> **DATA TO PROCESS**
━━━━━━━━━━━━━━━━━━━━━━━━━━━━━━

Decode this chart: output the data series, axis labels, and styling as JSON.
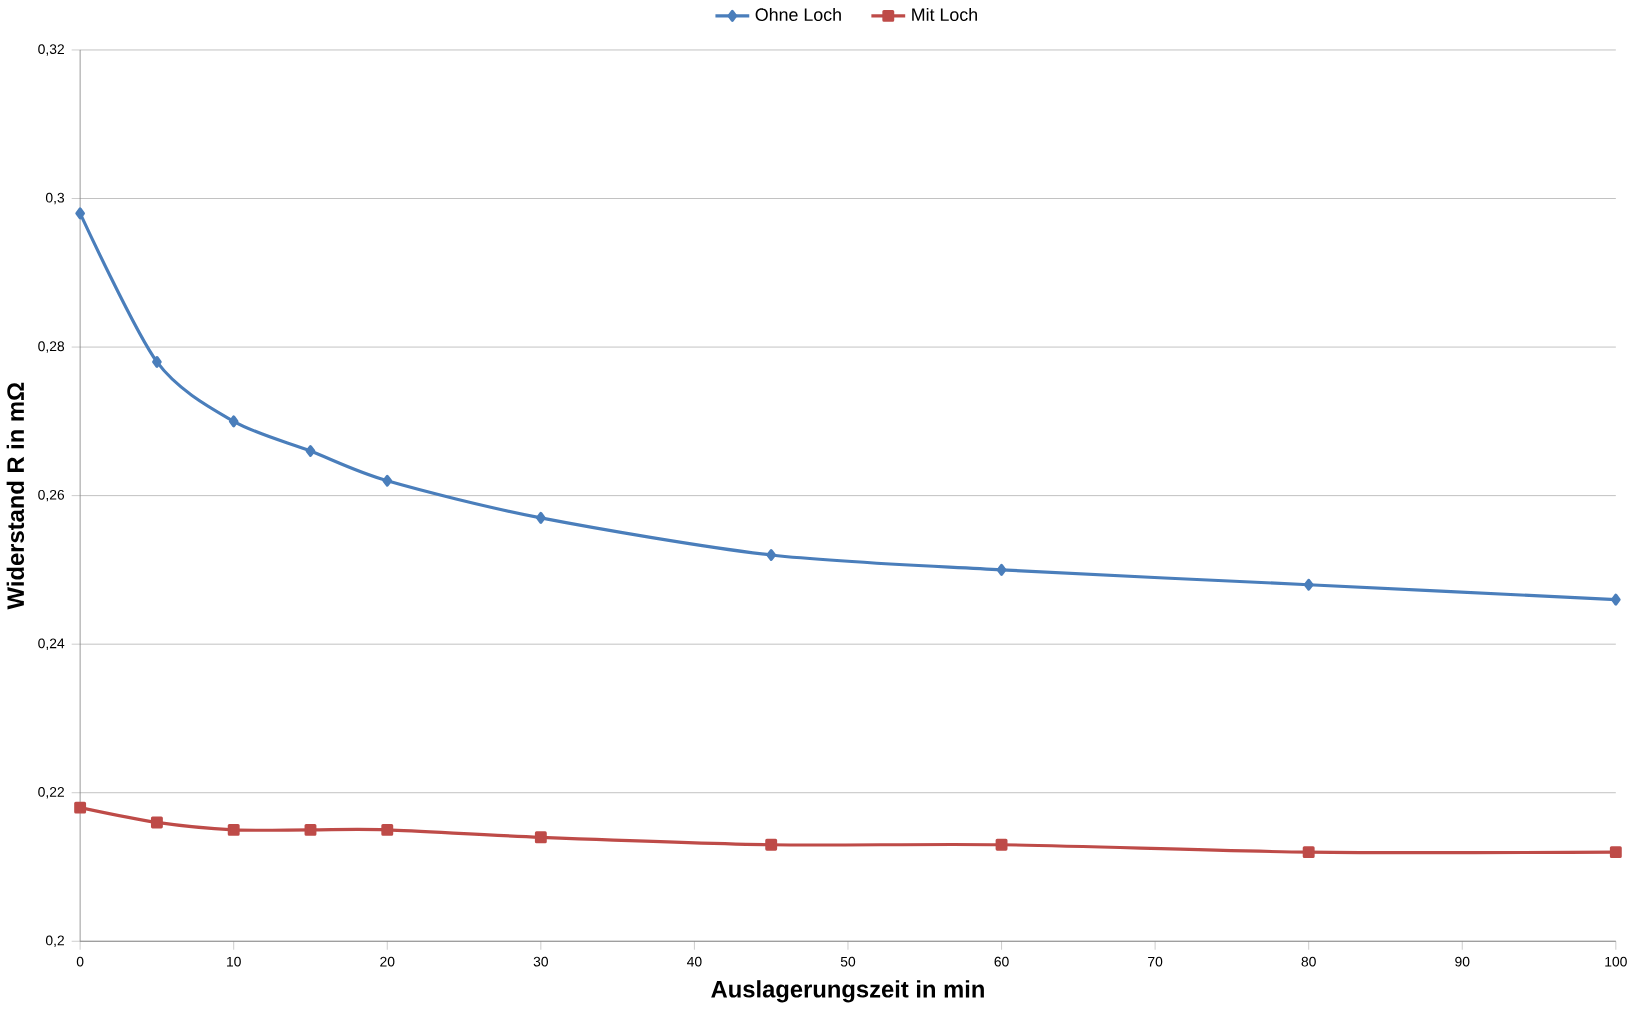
{
  "chart_data": {
    "type": "line",
    "xlabel": "Auslagerungszeit in min",
    "ylabel": "Widerstand R in mΩ",
    "x": [
      0,
      5,
      10,
      15,
      20,
      30,
      45,
      60,
      80,
      100
    ],
    "series": [
      {
        "name": "Ohne Loch",
        "color": "#4a7ebb",
        "marker": "diamond",
        "values": [
          0.298,
          0.278,
          0.27,
          0.266,
          0.262,
          0.257,
          0.252,
          0.25,
          0.248,
          0.246
        ]
      },
      {
        "name": "Mit Loch",
        "color": "#be4b48",
        "marker": "square",
        "values": [
          0.218,
          0.216,
          0.215,
          0.215,
          0.215,
          0.214,
          0.213,
          0.213,
          0.212,
          0.212
        ]
      }
    ],
    "xlim": [
      0,
      100
    ],
    "xticks": [
      0,
      10,
      20,
      30,
      40,
      50,
      60,
      70,
      80,
      90,
      100
    ],
    "ylim": [
      0.2,
      0.32
    ],
    "yticks": [
      {
        "value": 0.2,
        "label": "0,2"
      },
      {
        "value": 0.22,
        "label": "0,22"
      },
      {
        "value": 0.24,
        "label": "0,24"
      },
      {
        "value": 0.26,
        "label": "0,26"
      },
      {
        "value": 0.28,
        "label": "0,28"
      },
      {
        "value": 0.3,
        "label": "0,3"
      },
      {
        "value": 0.32,
        "label": "0,32"
      }
    ],
    "grid": "y",
    "legend": "top",
    "line_style": "solid"
  }
}
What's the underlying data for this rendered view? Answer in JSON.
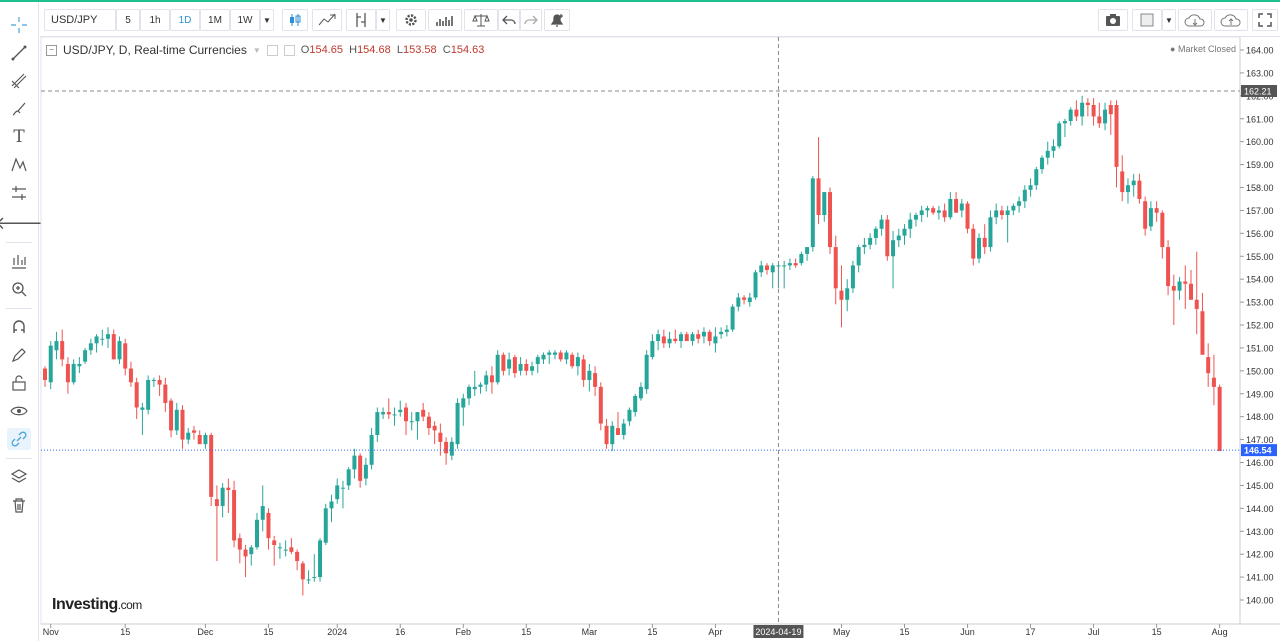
{
  "toolbar": {
    "symbol": "USD/JPY",
    "intervals": [
      "5",
      "1h",
      "1D",
      "1M",
      "1W"
    ],
    "active_interval": "1D"
  },
  "legend": {
    "title": "USD/JPY, D, Real-time Currencies",
    "open_label": "O",
    "open": "154.65",
    "high_label": "H",
    "high": "154.68",
    "low_label": "L",
    "low": "153.58",
    "close_label": "C",
    "close": "154.63"
  },
  "status": "Market Closed",
  "logo": {
    "name": "Investing",
    "suffix": ".com"
  },
  "colors": {
    "up": "#26a69a",
    "down": "#ef5350",
    "last_price": "#2962ff",
    "crosshair_label": "#555555"
  },
  "chart_data": {
    "type": "candlestick",
    "title": "USD/JPY, D, Real-time Currencies",
    "ylim": [
      139.5,
      164.5
    ],
    "y_ticks": [
      "140.00",
      "141.00",
      "142.00",
      "143.00",
      "144.00",
      "145.00",
      "146.00",
      "147.00",
      "148.00",
      "149.00",
      "150.00",
      "151.00",
      "152.00",
      "153.00",
      "154.00",
      "155.00",
      "156.00",
      "157.00",
      "158.00",
      "159.00",
      "160.00",
      "161.00",
      "162.00",
      "163.00",
      "164.00"
    ],
    "x_ticks": [
      "Nov",
      "15",
      "Dec",
      "15",
      "2024",
      "16",
      "Feb",
      "15",
      "Mar",
      "15",
      "Apr",
      "2024-04-19",
      "May",
      "15",
      "Jun",
      "17",
      "Jul",
      "15",
      "Aug"
    ],
    "x_tick_index": [
      1,
      14,
      28,
      39,
      51,
      62,
      73,
      84,
      95,
      106,
      117,
      128,
      139,
      150,
      161,
      172,
      183,
      194,
      205
    ],
    "last_price": 146.54,
    "crosshair_price": 162.21,
    "crosshair_date": "2024-04-19",
    "crosshair_index": 128,
    "candles": [
      [
        150.1,
        150.2,
        149.3,
        149.6
      ],
      [
        149.5,
        151.3,
        149.2,
        151.1
      ],
      [
        150.9,
        151.7,
        150.5,
        151.3
      ],
      [
        151.3,
        151.8,
        150.2,
        150.5
      ],
      [
        150.3,
        150.6,
        149.0,
        149.5
      ],
      [
        149.5,
        150.5,
        149.4,
        150.3
      ],
      [
        150.2,
        150.6,
        149.9,
        150.3
      ],
      [
        150.4,
        151.0,
        150.3,
        150.9
      ],
      [
        150.9,
        151.4,
        150.7,
        151.2
      ],
      [
        151.2,
        151.6,
        150.8,
        151.5
      ],
      [
        151.4,
        151.8,
        151.1,
        151.4
      ],
      [
        151.4,
        151.9,
        151.0,
        151.6
      ],
      [
        151.6,
        151.8,
        150.5,
        150.5
      ],
      [
        150.5,
        151.5,
        150.3,
        151.3
      ],
      [
        151.2,
        151.4,
        149.8,
        150.1
      ],
      [
        150.1,
        150.4,
        149.3,
        149.5
      ],
      [
        149.5,
        149.7,
        147.9,
        148.4
      ],
      [
        148.3,
        148.6,
        147.2,
        148.4
      ],
      [
        148.3,
        149.8,
        148.1,
        149.6
      ],
      [
        149.6,
        149.7,
        149.3,
        149.6
      ],
      [
        149.6,
        149.8,
        148.9,
        149.4
      ],
      [
        149.4,
        149.7,
        148.2,
        148.6
      ],
      [
        148.7,
        148.8,
        147.1,
        147.4
      ],
      [
        147.4,
        148.6,
        147.2,
        148.3
      ],
      [
        148.3,
        148.5,
        146.6,
        147.0
      ],
      [
        147.0,
        147.5,
        146.8,
        147.3
      ],
      [
        147.4,
        147.6,
        147.0,
        147.3
      ],
      [
        147.2,
        147.4,
        146.9,
        146.8
      ],
      [
        146.8,
        147.3,
        146.6,
        147.2
      ],
      [
        147.2,
        147.3,
        144.1,
        144.5
      ],
      [
        144.4,
        145.0,
        141.7,
        144.1
      ],
      [
        144.1,
        145.1,
        143.6,
        144.9
      ],
      [
        144.9,
        145.3,
        143.8,
        144.8
      ],
      [
        144.8,
        145.2,
        142.3,
        142.6
      ],
      [
        142.7,
        142.9,
        141.6,
        142.2
      ],
      [
        142.2,
        142.4,
        141.0,
        141.9
      ],
      [
        142.0,
        142.4,
        141.5,
        142.3
      ],
      [
        142.3,
        143.8,
        142.2,
        143.5
      ],
      [
        143.5,
        145.0,
        143.0,
        144.1
      ],
      [
        143.8,
        144.0,
        142.2,
        142.7
      ],
      [
        142.6,
        142.8,
        141.5,
        142.4
      ],
      [
        142.3,
        142.5,
        141.8,
        142.3
      ],
      [
        142.2,
        142.6,
        141.9,
        142.2
      ],
      [
        142.3,
        142.7,
        142.0,
        142.1
      ],
      [
        142.1,
        142.2,
        141.3,
        141.7
      ],
      [
        141.6,
        141.7,
        140.2,
        140.9
      ],
      [
        140.9,
        141.3,
        140.7,
        140.9
      ],
      [
        141.0,
        142.0,
        140.8,
        141.0
      ],
      [
        141.0,
        142.7,
        140.8,
        142.6
      ],
      [
        142.5,
        144.2,
        142.4,
        144.0
      ],
      [
        144.0,
        144.6,
        143.4,
        144.3
      ],
      [
        144.4,
        145.3,
        144.2,
        145.0
      ],
      [
        144.9,
        145.2,
        144.0,
        144.9
      ],
      [
        145.0,
        145.8,
        144.8,
        145.7
      ],
      [
        145.7,
        146.6,
        145.3,
        146.3
      ],
      [
        146.3,
        146.4,
        144.9,
        145.2
      ],
      [
        145.3,
        146.2,
        145.0,
        145.9
      ],
      [
        145.9,
        147.5,
        145.7,
        147.2
      ],
      [
        147.2,
        148.4,
        146.9,
        148.2
      ],
      [
        148.1,
        148.4,
        147.9,
        148.2
      ],
      [
        148.2,
        148.8,
        147.9,
        148.1
      ],
      [
        148.1,
        148.4,
        147.6,
        148.1
      ],
      [
        148.2,
        148.7,
        148.0,
        148.3
      ],
      [
        148.4,
        148.6,
        147.2,
        147.8
      ],
      [
        147.8,
        148.2,
        147.4,
        147.8
      ],
      [
        147.8,
        148.2,
        147.0,
        148.2
      ],
      [
        148.3,
        148.6,
        147.8,
        148.0
      ],
      [
        148.0,
        148.2,
        147.2,
        147.5
      ],
      [
        147.6,
        147.8,
        146.8,
        147.4
      ],
      [
        147.3,
        147.7,
        146.3,
        146.9
      ],
      [
        146.9,
        147.1,
        145.9,
        146.4
      ],
      [
        146.3,
        147.1,
        146.1,
        146.9
      ],
      [
        146.8,
        148.8,
        146.6,
        148.6
      ],
      [
        148.4,
        149.0,
        147.6,
        148.8
      ],
      [
        148.8,
        149.4,
        148.5,
        149.3
      ],
      [
        149.2,
        150.0,
        148.9,
        149.3
      ],
      [
        149.3,
        149.5,
        149.0,
        149.4
      ],
      [
        149.4,
        150.0,
        149.1,
        149.8
      ],
      [
        149.8,
        150.2,
        149.0,
        149.5
      ],
      [
        149.5,
        150.9,
        149.4,
        150.7
      ],
      [
        150.7,
        150.8,
        149.8,
        150.0
      ],
      [
        150.1,
        150.8,
        149.8,
        150.5
      ],
      [
        150.6,
        150.7,
        149.7,
        149.9
      ],
      [
        150.0,
        150.6,
        149.8,
        150.3
      ],
      [
        150.3,
        150.5,
        149.8,
        150.0
      ],
      [
        150.0,
        150.4,
        149.8,
        150.2
      ],
      [
        150.3,
        150.7,
        149.9,
        150.6
      ],
      [
        150.5,
        150.8,
        150.3,
        150.7
      ],
      [
        150.7,
        150.9,
        150.3,
        150.8
      ],
      [
        150.7,
        150.9,
        150.5,
        150.8
      ],
      [
        150.8,
        150.9,
        150.4,
        150.5
      ],
      [
        150.5,
        150.9,
        150.3,
        150.8
      ],
      [
        150.7,
        150.8,
        150.1,
        150.2
      ],
      [
        150.2,
        150.8,
        149.8,
        150.6
      ],
      [
        150.5,
        150.7,
        149.3,
        149.6
      ],
      [
        149.6,
        150.3,
        149.1,
        150.0
      ],
      [
        149.9,
        150.2,
        148.9,
        149.3
      ],
      [
        149.3,
        149.5,
        147.4,
        147.7
      ],
      [
        147.6,
        147.9,
        146.6,
        146.8
      ],
      [
        146.8,
        147.8,
        146.5,
        147.6
      ],
      [
        147.5,
        148.2,
        147.3,
        147.2
      ],
      [
        147.2,
        147.9,
        147.0,
        147.7
      ],
      [
        147.8,
        148.4,
        147.6,
        148.3
      ],
      [
        148.2,
        149.0,
        148.0,
        148.9
      ],
      [
        148.8,
        149.5,
        148.7,
        149.3
      ],
      [
        149.2,
        150.9,
        149.0,
        150.7
      ],
      [
        150.6,
        151.6,
        150.5,
        151.3
      ],
      [
        151.3,
        151.8,
        150.9,
        151.6
      ],
      [
        151.5,
        151.8,
        151.0,
        151.2
      ],
      [
        151.2,
        151.7,
        151.0,
        151.4
      ],
      [
        151.4,
        151.8,
        151.2,
        151.3
      ],
      [
        151.3,
        151.7,
        151.0,
        151.6
      ],
      [
        151.6,
        151.7,
        151.3,
        151.3
      ],
      [
        151.3,
        151.7,
        151.1,
        151.6
      ],
      [
        151.6,
        151.8,
        151.2,
        151.4
      ],
      [
        151.5,
        151.9,
        151.2,
        151.7
      ],
      [
        151.7,
        151.8,
        151.1,
        151.3
      ],
      [
        151.2,
        151.9,
        150.8,
        151.5
      ],
      [
        151.6,
        151.9,
        151.4,
        151.7
      ],
      [
        151.7,
        152.0,
        151.5,
        151.8
      ],
      [
        151.8,
        152.9,
        151.7,
        152.8
      ],
      [
        152.8,
        153.4,
        152.6,
        153.2
      ],
      [
        153.2,
        153.3,
        152.9,
        153.1
      ],
      [
        153.0,
        153.4,
        152.8,
        153.2
      ],
      [
        153.2,
        154.4,
        153.1,
        154.3
      ],
      [
        154.3,
        154.8,
        154.1,
        154.6
      ],
      [
        154.6,
        154.7,
        154.2,
        154.4
      ],
      [
        154.3,
        154.7,
        153.6,
        154.6
      ],
      [
        154.6,
        154.7,
        153.6,
        154.6
      ],
      [
        154.6,
        154.8,
        153.6,
        154.6
      ],
      [
        154.6,
        154.9,
        154.4,
        154.7
      ],
      [
        154.7,
        154.9,
        154.5,
        154.6
      ],
      [
        154.7,
        155.2,
        154.6,
        155.1
      ],
      [
        155.1,
        155.4,
        154.8,
        155.4
      ],
      [
        155.4,
        158.5,
        155.2,
        158.4
      ],
      [
        158.4,
        160.2,
        156.4,
        156.8
      ],
      [
        156.8,
        157.8,
        156.5,
        157.8
      ],
      [
        157.8,
        158.0,
        155.1,
        155.4
      ],
      [
        155.4,
        155.9,
        152.9,
        153.6
      ],
      [
        153.5,
        154.6,
        151.9,
        153.1
      ],
      [
        153.1,
        154.0,
        152.6,
        153.6
      ],
      [
        153.6,
        154.8,
        153.4,
        154.6
      ],
      [
        154.6,
        155.5,
        154.3,
        155.4
      ],
      [
        155.4,
        155.8,
        155.1,
        155.5
      ],
      [
        155.5,
        156.0,
        155.3,
        155.8
      ],
      [
        155.8,
        156.3,
        155.5,
        156.2
      ],
      [
        156.2,
        156.8,
        155.9,
        156.6
      ],
      [
        156.6,
        156.8,
        154.8,
        155.0
      ],
      [
        155.0,
        156.1,
        153.6,
        155.7
      ],
      [
        155.7,
        156.2,
        155.4,
        155.9
      ],
      [
        155.9,
        156.4,
        155.5,
        156.2
      ],
      [
        156.2,
        156.9,
        155.8,
        156.6
      ],
      [
        156.6,
        156.9,
        156.3,
        156.8
      ],
      [
        156.8,
        157.2,
        156.5,
        157.0
      ],
      [
        157.0,
        157.2,
        156.7,
        157.1
      ],
      [
        157.1,
        157.2,
        156.8,
        156.9
      ],
      [
        156.9,
        157.2,
        156.6,
        157.0
      ],
      [
        157.0,
        157.3,
        156.5,
        156.7
      ],
      [
        156.7,
        157.8,
        156.6,
        157.5
      ],
      [
        157.5,
        157.8,
        156.9,
        156.9
      ],
      [
        157.0,
        157.5,
        156.7,
        157.3
      ],
      [
        157.3,
        157.4,
        156.0,
        156.2
      ],
      [
        156.2,
        156.4,
        154.6,
        154.9
      ],
      [
        154.9,
        156.0,
        154.7,
        155.8
      ],
      [
        155.8,
        156.4,
        155.1,
        155.4
      ],
      [
        155.4,
        157.0,
        155.2,
        156.7
      ],
      [
        156.7,
        157.3,
        156.4,
        157.0
      ],
      [
        157.0,
        157.2,
        156.6,
        156.8
      ],
      [
        156.8,
        157.2,
        155.6,
        157.0
      ],
      [
        157.0,
        157.3,
        156.8,
        157.2
      ],
      [
        157.2,
        157.6,
        156.9,
        157.4
      ],
      [
        157.4,
        158.1,
        157.1,
        157.9
      ],
      [
        157.9,
        158.4,
        157.6,
        158.1
      ],
      [
        158.1,
        158.9,
        157.9,
        158.8
      ],
      [
        158.8,
        159.4,
        158.6,
        159.3
      ],
      [
        159.3,
        160.0,
        159.0,
        159.6
      ],
      [
        159.6,
        160.1,
        159.3,
        159.8
      ],
      [
        159.8,
        160.9,
        159.7,
        160.8
      ],
      [
        160.8,
        161.0,
        160.2,
        160.9
      ],
      [
        160.9,
        161.5,
        160.7,
        161.4
      ],
      [
        161.4,
        161.8,
        160.9,
        161.1
      ],
      [
        161.1,
        162.0,
        160.7,
        161.7
      ],
      [
        161.7,
        161.9,
        161.1,
        161.6
      ],
      [
        161.6,
        161.9,
        160.7,
        161.1
      ],
      [
        161.1,
        161.7,
        160.6,
        160.8
      ],
      [
        160.8,
        161.7,
        160.5,
        161.4
      ],
      [
        161.6,
        161.8,
        160.3,
        161.2
      ],
      [
        161.6,
        161.8,
        158.0,
        158.9
      ],
      [
        158.7,
        159.4,
        157.4,
        157.8
      ],
      [
        157.8,
        158.4,
        157.3,
        158.1
      ],
      [
        158.1,
        158.6,
        157.6,
        158.3
      ],
      [
        158.3,
        158.6,
        157.3,
        157.5
      ],
      [
        157.4,
        157.6,
        155.9,
        156.2
      ],
      [
        156.3,
        157.4,
        156.1,
        157.1
      ],
      [
        157.1,
        157.4,
        156.5,
        156.9
      ],
      [
        156.9,
        157.0,
        154.9,
        155.4
      ],
      [
        155.4,
        155.7,
        153.3,
        153.7
      ],
      [
        153.7,
        154.2,
        152.0,
        153.5
      ],
      [
        153.5,
        154.1,
        153.1,
        153.9
      ],
      [
        153.9,
        154.6,
        152.7,
        153.8
      ],
      [
        153.8,
        154.4,
        153.2,
        153.1
      ],
      [
        153.1,
        155.2,
        151.6,
        152.7
      ],
      [
        152.6,
        153.4,
        150.9,
        150.7
      ],
      [
        150.6,
        151.2,
        149.3,
        149.9
      ],
      [
        149.7,
        150.7,
        148.5,
        149.3
      ],
      [
        149.3,
        149.4,
        146.5,
        146.5
      ]
    ]
  }
}
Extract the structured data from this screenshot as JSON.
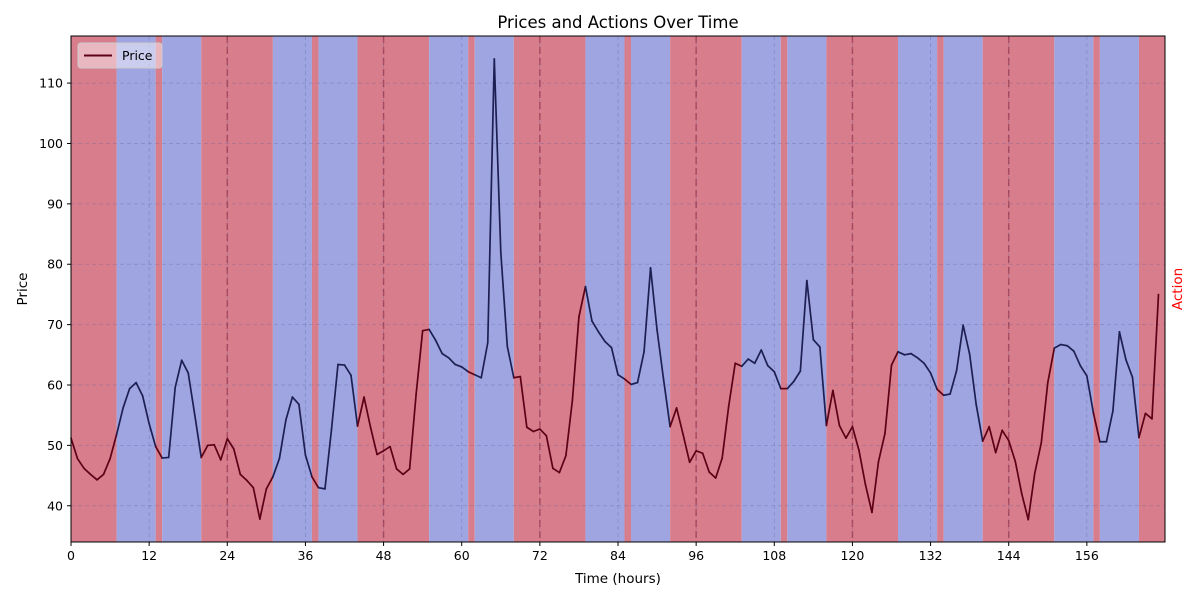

━━━━━━━━━━━━━━━━━━━━━━━━━━━━━━

List every line from the entries above in which "JSON" appears.

> **THE COMPLETED TASK**
Decode this chart: output the data series, axis labels, and styling as JSON.
What's the underlying data for this rendered view? Answer in JSON.
Extract the structured data from this screenshot as JSON.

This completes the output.